TASK GOAL ->
Output every line of the material exactly, omitting images.

+++ DATASET EXCERPTS

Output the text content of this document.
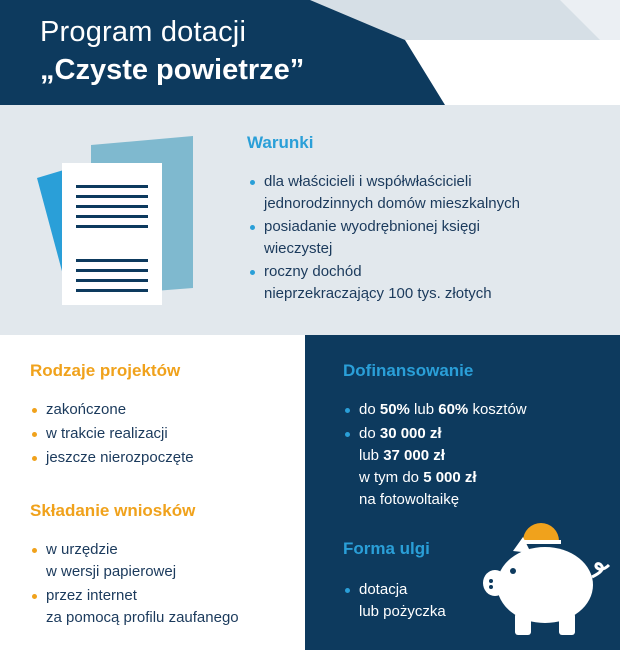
Program dotacji
„Czyste powietrze”
Warunki
dla właścicieli i współwłaścicieli
jednorodzinnych domów mieszkalnych
posiadanie wyodrębnionej księgi
wieczystej
roczny dochód
nieprzekraczający 100 tys. złotych
Rodzaje projektów
zakończone
w trakcie realizacji
jeszcze nierozpoczęte
Składanie wniosków
w urzędzie
w wersji papierowej
przez internet
za pomocą profilu zaufanego
Dofinansowanie
do 50% lub 60% kosztów
do 30 000 zł
lub 37 000 zł
w tym do 5 000 zł
na fotowoltaikę
Forma ulgi
dotacja
lub pożyczka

++++++

TASK RESPONSE ->
Output the text content of this document.
Program dotacji
„Czyste powietrze”
Warunki
dla właścicieli i współwłaścicieli
jednorodzinnych domów mieszkalnych
posiadanie wyodrębnionej księgi
wieczystej
roczny dochód
nieprzekraczający 100 tys. złotych
Rodzaje projektów
zakończone
w trakcie realizacji
jeszcze nierozpoczęte
Składanie wniosków
w urzędzie
w wersji papierowej
przez internet
za pomocą profilu zaufanego
Dofinansowanie
do 50% lub 60% kosztów
do 30 000 zł
lub 37 000 zł
w tym do 5 000 zł
na fotowoltaikę
Forma ulgi
dotacja
lub pożyczka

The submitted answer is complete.